What this task involves | Copy out, word for word, every row from the line containing "size-annotation: 円の大きさは、取引のあった物件面積を示す <box>356" down to the line containing "bubble-point <box>574 188 592 206</box>", both of those lines included.

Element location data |
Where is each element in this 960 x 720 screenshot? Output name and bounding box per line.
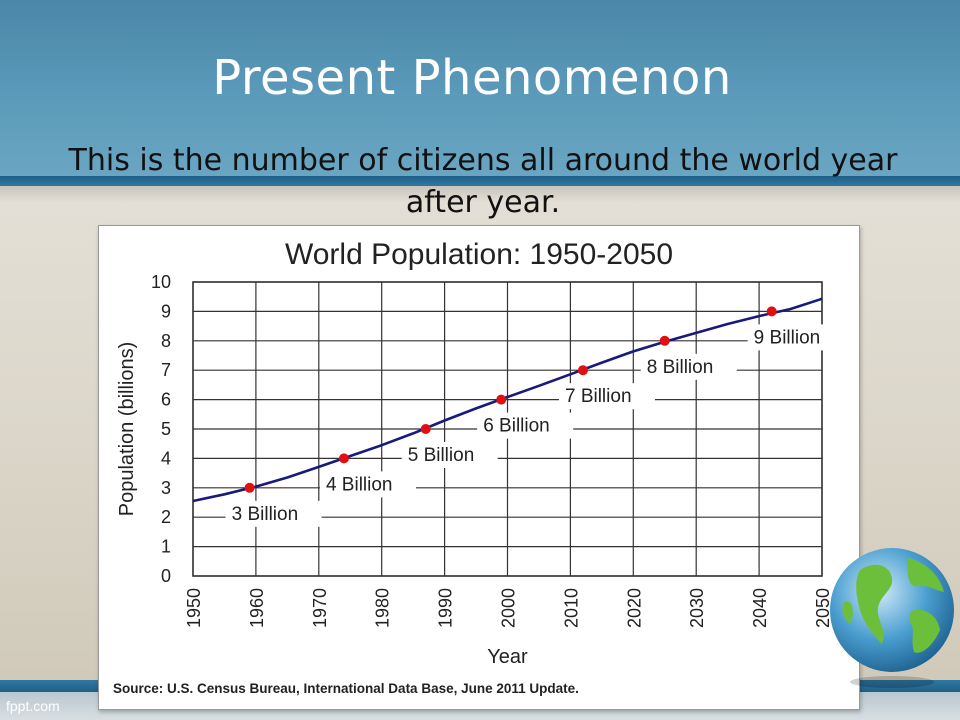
milestone-marker [338,453,349,464]
milestone-label-bg [401,442,498,468]
chart-frame: 0 1 2 3 4 5 6 7 8 9 10 1950 1960 1970 1980 1990 2000 2010… [98,225,860,710]
milestone-label-bg [558,383,655,410]
milestone-label-bg [477,412,574,439]
x-tick-label: 1970 [310,588,330,628]
x-tick-label: 1990 [436,588,456,628]
y-tick-label: 0 [161,566,171,586]
milestone-marker [766,306,777,317]
y-tick-label: 6 [161,390,171,410]
milestone-label: 6 Billion [483,416,550,437]
milestone-label: 4 Billion [326,474,393,495]
x-tick-label: 1950 [184,588,204,628]
x-tick-label: 2030 [687,588,707,628]
globe-icon [830,548,954,688]
y-tick-label: 4 [161,448,171,468]
milestone-label-bg [319,471,416,498]
x-tick-label: 2010 [561,588,581,628]
population-series-line [192,297,823,503]
header-shadow [0,186,960,202]
x-tick-label: 2040 [750,588,770,628]
slide-subtitle: This is the number of citizens all aroun… [68,143,898,220]
x-tick-label: 2050 [813,588,833,628]
chart-source: Source: U.S. Census Bureau, Internationa… [113,681,579,696]
x-axis-label: Year [487,646,528,668]
y-tick-label: 7 [161,360,171,380]
milestone-label: 9 Billion [754,327,821,348]
y-tick-label: 3 [161,478,171,498]
milestone-label: 3 Billion [232,504,299,525]
y-tick-label: 10 [151,272,171,292]
milestone-marker [659,335,670,346]
y-axis-label: Population (billions) [116,342,138,517]
y-tick-label: 2 [161,507,171,527]
y-tick-label: 1 [161,537,171,557]
y-tick-label: 9 [161,301,171,321]
x-tick-label: 1960 [247,588,267,628]
chart-series [192,297,823,503]
header-stripe [0,176,960,186]
milestone-marker [244,482,255,493]
x-tick-label: 2000 [499,588,519,628]
slide-title: Present Phenomenon [212,50,732,106]
chart-title: World Population: 1950-2050 [285,238,673,271]
chart-labels: 0 1 2 3 4 5 6 7 8 9 10 1950 1960 1970 1980 1990 2000 2010… [113,238,844,696]
milestone-label: 5 Billion [408,445,475,466]
population-chart: 0 1 2 3 4 5 6 7 8 9 10 1950 1960 1970 1980 1990 2000 2010… [113,238,844,696]
x-tick-label: 2020 [624,588,644,628]
milestone-label: 8 Billion [647,357,714,378]
x-tick-label: 1980 [373,588,393,628]
y-tick-label: 5 [161,419,171,439]
milestone-marker [496,394,507,405]
watermark: fppt.com [6,698,60,714]
milestone-label: 7 Billion [565,386,632,407]
y-tick-label: 8 [161,331,171,351]
milestone-marker [577,365,588,376]
header-band [0,0,960,176]
milestone-marker [420,424,431,434]
milestone-label-bg [225,500,322,527]
milestone-label-bg [640,353,737,380]
milestone-label-bg [747,324,844,351]
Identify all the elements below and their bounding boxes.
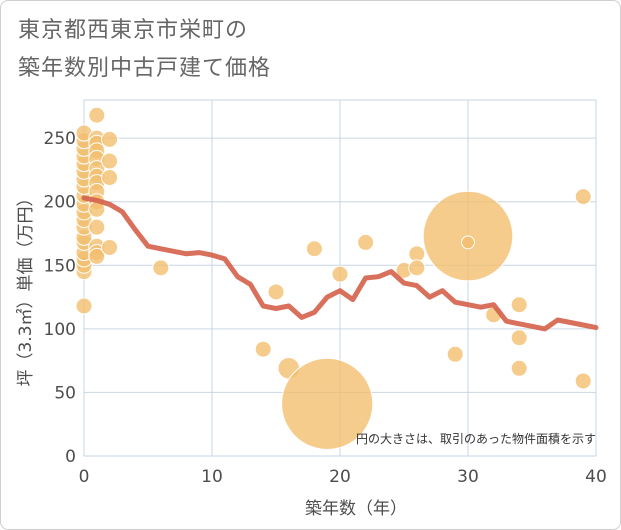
size-annotation: 円の大きさは、取引のあった物件面積を示す <box>356 431 596 446</box>
bubble-point <box>254 340 272 358</box>
bubble-point <box>88 247 106 265</box>
average-line <box>81 195 599 332</box>
bubble-point <box>101 130 119 148</box>
x-tick-label: 0 <box>79 467 90 487</box>
y-tick-label: 50 <box>54 383 76 403</box>
y-tick-label: 0 <box>65 447 76 467</box>
bubble-point <box>510 329 528 347</box>
bubble-point <box>408 259 426 277</box>
bubble-point <box>88 106 106 124</box>
bubble-point <box>510 359 528 377</box>
bubble-point <box>510 296 528 314</box>
bubble-point <box>101 169 119 187</box>
x-tick-label: 40 <box>585 467 607 487</box>
bubble-point <box>574 188 592 206</box>
bubble-series <box>75 106 592 450</box>
y-tick-label: 150 <box>44 256 76 276</box>
x-axis-title: 築年数（年） <box>305 499 407 519</box>
y-tick-label: 100 <box>44 320 76 340</box>
bubble-point <box>574 372 592 390</box>
y-axis-title: 坪（3.3㎡）単価（万円） <box>16 189 36 386</box>
bubble-point <box>88 218 106 236</box>
x-tick-label: 30 <box>457 467 479 487</box>
bubble-point <box>101 152 119 170</box>
bubble-point <box>446 345 464 363</box>
chart-title: 東京都西東京市栄町の 築年数別中古戸建て価格 <box>18 18 272 81</box>
bubble-point <box>305 240 323 258</box>
bubble-point <box>101 238 119 256</box>
bubble-point <box>331 265 349 283</box>
x-tick-label: 10 <box>201 467 223 487</box>
bubble-point <box>75 297 93 315</box>
bubble-point <box>461 235 475 250</box>
bubble-point <box>267 283 285 301</box>
bubble-point <box>281 357 374 450</box>
axis-ticks: 0 10 20 30 40 0 50 100 150 200 250 <box>44 129 607 487</box>
y-tick-label: 250 <box>44 129 76 149</box>
bubble-point <box>152 259 170 277</box>
bubble-point <box>357 233 375 251</box>
y-tick-label: 200 <box>44 193 76 213</box>
x-tick-label: 20 <box>329 467 351 487</box>
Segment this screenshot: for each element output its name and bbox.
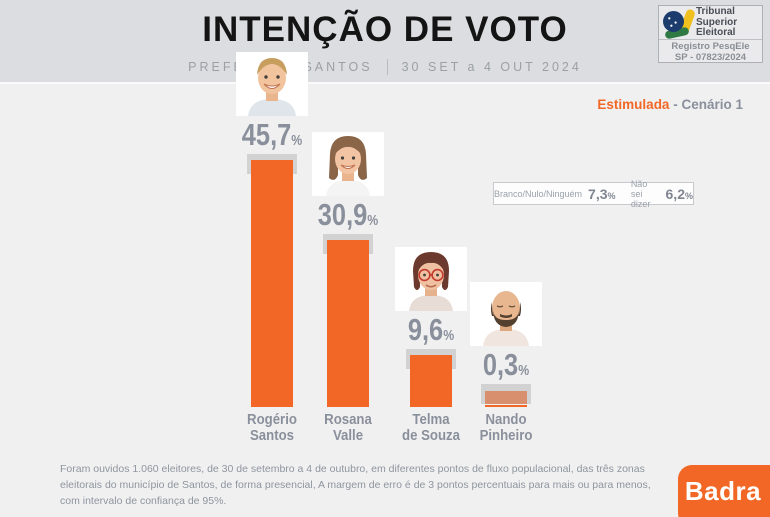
- bar-telma-de-souza: [410, 355, 452, 407]
- candidate-name-telma-de-souza: Telma de Souza: [402, 411, 460, 444]
- badra-logo: Badra: [678, 465, 770, 517]
- avatar-telma-de-souza: [395, 247, 467, 311]
- legend-value-blank-null: 7,3%: [588, 185, 616, 202]
- scenario-type: Estimulada: [597, 97, 670, 112]
- pct-label-nando-pinheiro: 0,3%: [482, 347, 530, 382]
- avatar-nando-pinheiro: [470, 282, 542, 346]
- avatar-rogerio-santos: [236, 52, 308, 116]
- subtitle-divider: [386, 59, 388, 75]
- tse-logo-blue-sphere: [663, 11, 684, 32]
- candidate-name-nando-pinheiro: Nando Pinheiro: [479, 411, 533, 444]
- legend-label-blank-null: Branco/Nulo/Ninguém: [494, 188, 583, 199]
- pct-label-telma-de-souza: 9,6%: [407, 312, 455, 347]
- scenario-number: - Cenário 1: [673, 97, 743, 112]
- tse-logo-icon: [663, 8, 697, 40]
- scenario-label: Estimulada - Cenário 1: [597, 97, 743, 112]
- legend-value-dont-know: 6,2%: [665, 185, 693, 202]
- bar-column-nando-pinheiro: 0,3% Nando Pinheiro: [461, 84, 551, 460]
- bar-cap: [481, 384, 531, 404]
- subtitle-date-range: 30 SET a 4 OUT 2024: [401, 60, 582, 74]
- pct-label-rogerio-santos: 45,7%: [241, 117, 303, 152]
- candidate-name-rosana-valle: Rosana Valle: [324, 411, 372, 444]
- bar-column-rogerio-santos: 45,7% Rogério Santos: [227, 52, 317, 460]
- pct-label-rosana-valle: 30,9%: [317, 197, 379, 232]
- bar-column-telma-de-souza: 9,6% Telma de Souza: [386, 84, 476, 460]
- bar-column-rosana-valle: 30,9% Rosana Valle: [303, 84, 393, 460]
- bar-chart: 45,7% Rogério Santos: [0, 52, 770, 460]
- tse-org-name: Tribunal Superior Eleitoral: [696, 6, 738, 39]
- page-title: INTENÇÃO DE VOTO: [202, 10, 568, 49]
- legend-box: Branco/Nulo/Ninguém 7,3% Não sei dizer 6…: [493, 179, 694, 209]
- bar-rosana-valle: [327, 240, 369, 407]
- methodology-note: Foram ouvidos 1.060 eleitores, de 30 de …: [60, 463, 651, 507]
- tse-registry-number: Registro PesqEle SP - 07823/2024: [671, 41, 750, 63]
- bar-nando-pinheiro: [485, 405, 527, 407]
- tse-registry-box: Tribunal Superior Eleitoral Registro Pes…: [658, 5, 763, 63]
- header: INTENÇÃO DE VOTO PREFEITO SANTOS 30 SET …: [0, 0, 770, 84]
- avatar-rosana-valle: [312, 132, 384, 196]
- legend-label-dont-know: Não sei dizer: [630, 178, 651, 209]
- tse-header: Tribunal Superior Eleitoral: [659, 6, 762, 40]
- candidate-name-rogerio-santos: Rogério Santos: [247, 411, 297, 444]
- subtitle: PREFEITO SANTOS 30 SET a 4 OUT 2024: [0, 57, 770, 77]
- bar-rogerio-santos: [251, 160, 293, 407]
- subtitle-city: SANTOS: [303, 60, 373, 74]
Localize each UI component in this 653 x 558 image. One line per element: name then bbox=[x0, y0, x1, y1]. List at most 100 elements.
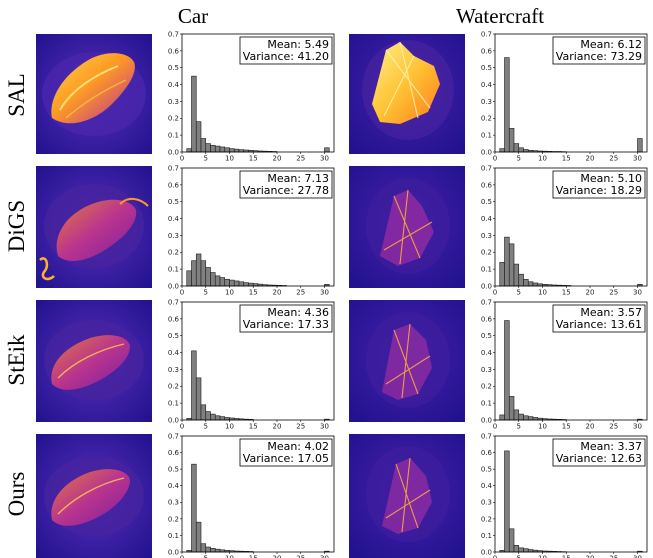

Reply |
size-annotation: 円の大きさは、取引のあった物件面積を示す <box>356 431 596 446</box>
bubble-point <box>254 340 272 358</box>
bubble-point <box>88 247 106 265</box>
average-line <box>81 195 599 332</box>
bubble-point <box>101 130 119 148</box>
x-tick-label: 0 <box>79 467 90 487</box>
y-tick-label: 50 <box>54 383 76 403</box>
y-tick-label: 0 <box>65 447 76 467</box>
bubble-point <box>510 329 528 347</box>
bubble-point <box>408 259 426 277</box>
bubble-point <box>88 106 106 124</box>
bubble-point <box>510 359 528 377</box>
bubble-point <box>510 296 528 314</box>
bubble-point <box>101 169 119 187</box>
x-tick-label: 40 <box>585 467 607 487</box>
bubble-point <box>574 188 592 206</box>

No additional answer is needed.